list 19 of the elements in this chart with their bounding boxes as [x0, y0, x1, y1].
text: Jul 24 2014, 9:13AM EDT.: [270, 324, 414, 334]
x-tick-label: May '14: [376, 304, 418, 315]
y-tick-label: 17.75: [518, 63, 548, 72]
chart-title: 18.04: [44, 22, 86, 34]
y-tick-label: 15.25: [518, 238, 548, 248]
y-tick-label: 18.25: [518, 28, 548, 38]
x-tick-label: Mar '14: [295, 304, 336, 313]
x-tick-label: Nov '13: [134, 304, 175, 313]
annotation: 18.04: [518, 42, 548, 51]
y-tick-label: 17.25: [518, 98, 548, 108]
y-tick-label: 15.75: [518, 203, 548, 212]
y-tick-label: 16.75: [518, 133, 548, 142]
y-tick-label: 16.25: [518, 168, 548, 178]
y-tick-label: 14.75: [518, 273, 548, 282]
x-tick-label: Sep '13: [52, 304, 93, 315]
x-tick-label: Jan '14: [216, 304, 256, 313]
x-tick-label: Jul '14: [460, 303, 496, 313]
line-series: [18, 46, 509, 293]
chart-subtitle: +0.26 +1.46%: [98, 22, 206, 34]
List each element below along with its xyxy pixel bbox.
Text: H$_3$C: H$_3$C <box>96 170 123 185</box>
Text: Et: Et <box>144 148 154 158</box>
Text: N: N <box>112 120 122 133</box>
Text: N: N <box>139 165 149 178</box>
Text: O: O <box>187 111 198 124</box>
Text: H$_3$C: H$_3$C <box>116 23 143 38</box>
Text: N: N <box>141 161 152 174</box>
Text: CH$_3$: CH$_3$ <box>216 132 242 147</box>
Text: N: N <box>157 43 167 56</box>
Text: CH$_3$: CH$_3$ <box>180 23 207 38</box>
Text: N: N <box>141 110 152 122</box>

What is being asked: Rewrite all of the entries above, replacing every occurrence of "x-tick-label" with "x-axis-label" and leaving everything else unchanged.

Answer to the problem:
list 19 of the elements in this chart with their bounding boxes as [x0, y0, x1, y1].
text: Jul 24 2014, 9:13AM EDT.: [270, 324, 414, 334]
x-axis-label: May '14: [376, 304, 418, 315]
y-tick-label: 17.75: [518, 63, 548, 72]
chart-title: 18.04: [44, 22, 86, 34]
y-tick-label: 15.25: [518, 238, 548, 248]
y-tick-label: 18.25: [518, 28, 548, 38]
x-axis-label: Mar '14: [295, 304, 336, 313]
x-axis-label: Nov '13: [134, 304, 175, 313]
annotation: 18.04: [518, 42, 548, 51]
y-tick-label: 17.25: [518, 98, 548, 108]
y-tick-label: 15.75: [518, 203, 548, 212]
y-tick-label: 16.75: [518, 133, 548, 142]
y-tick-label: 16.25: [518, 168, 548, 178]
y-tick-label: 14.75: [518, 273, 548, 282]
x-axis-label: Sep '13: [52, 304, 93, 315]
x-axis-label: Jan '14: [216, 304, 256, 313]
x-axis-label: Jul '14: [460, 303, 496, 313]
line-series: [18, 46, 509, 293]
chart-subtitle: +0.26 +1.46%: [98, 22, 206, 34]
List each element below along with its xyxy pixel bbox.
Text: H$_3$C: H$_3$C <box>96 170 123 185</box>
Text: Et: Et <box>144 148 154 158</box>
Text: N: N <box>112 120 122 133</box>
Text: N: N <box>139 165 149 178</box>
Text: O: O <box>187 111 198 124</box>
Text: H$_3$C: H$_3$C <box>116 23 143 38</box>
Text: N: N <box>141 161 152 174</box>
Text: CH$_3$: CH$_3$ <box>216 132 242 147</box>
Text: N: N <box>157 43 167 56</box>
Text: CH$_3$: CH$_3$ <box>180 23 207 38</box>
Text: N: N <box>141 110 152 122</box>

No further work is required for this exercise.